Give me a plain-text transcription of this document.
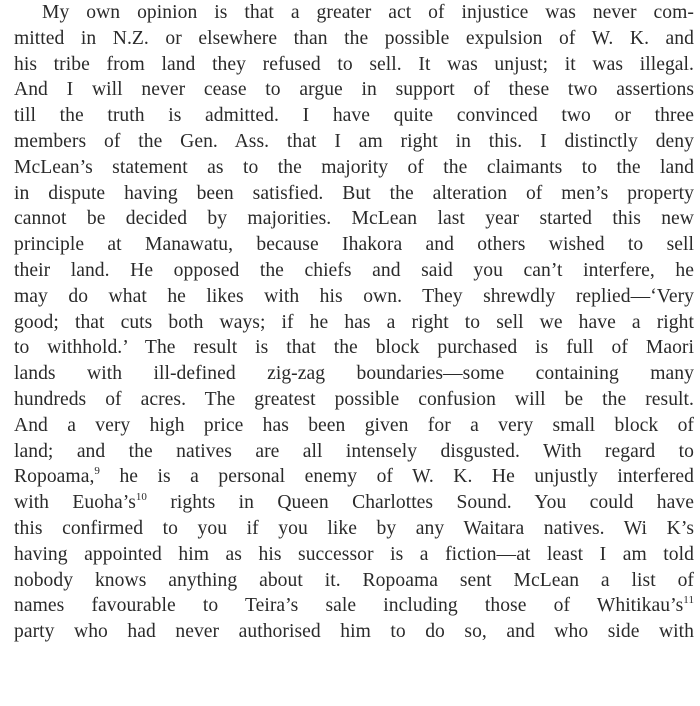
My own opinion is that a greater act of injustice was never com-
mitted in N.Z. or elsewhere than the possible expulsion of W. K. and
his tribe from land they refused to sell. It was unjust; it was illegal.
And I will never cease to argue in support of these two assertions
till the truth is admitted. I have quite convinced two or three
members of the Gen. Ass. that I am right in this. I distinctly deny
McLean’s statement as to the majority of the claimants to the land
in dispute having been satisfied. But the alteration of men’s property
cannot be decided by majorities. McLean last year started this new
principle at Manawatu, because Ihakora and others wished to sell
their land. He opposed the chiefs and said you can’t interfere, he
may do what he likes with his own. They shrewdly replied—‘Very
good; that cuts both ways; if he has a right to sell we have a right
to withhold.’ The result is that the block purchased is full of Maori
lands with ill-defined zig-zag boundaries—some containing many
hundreds of acres. The greatest possible confusion will be the result.
And a very high price has been given for a very small block of
land; and the natives are all intensely disgusted. With regard to
Ropoama,$^9$ he is a personal enemy of W. K. He unjustly interfered
with $Euoha’s^{10}$ rights in Queen Charlottes Sound. You could have
this confirmed to you if you like by any Waitara natives. Wi K’s
having appointed him as his successor is a fiction—at least I am told
nobody knows anything about it. Ropoama sent McLean a list of
names favourable to Teira’s sale including those of $Whitikau’s^{11}$
party who had never authorised him to do so, and who side with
=====
* _What the task requires_
Copy all the lines above that hold the string "been".

* _Complete response_
in dispute having been satisfied. But the alteration of men’s property
And a very high price has been given for a very small block of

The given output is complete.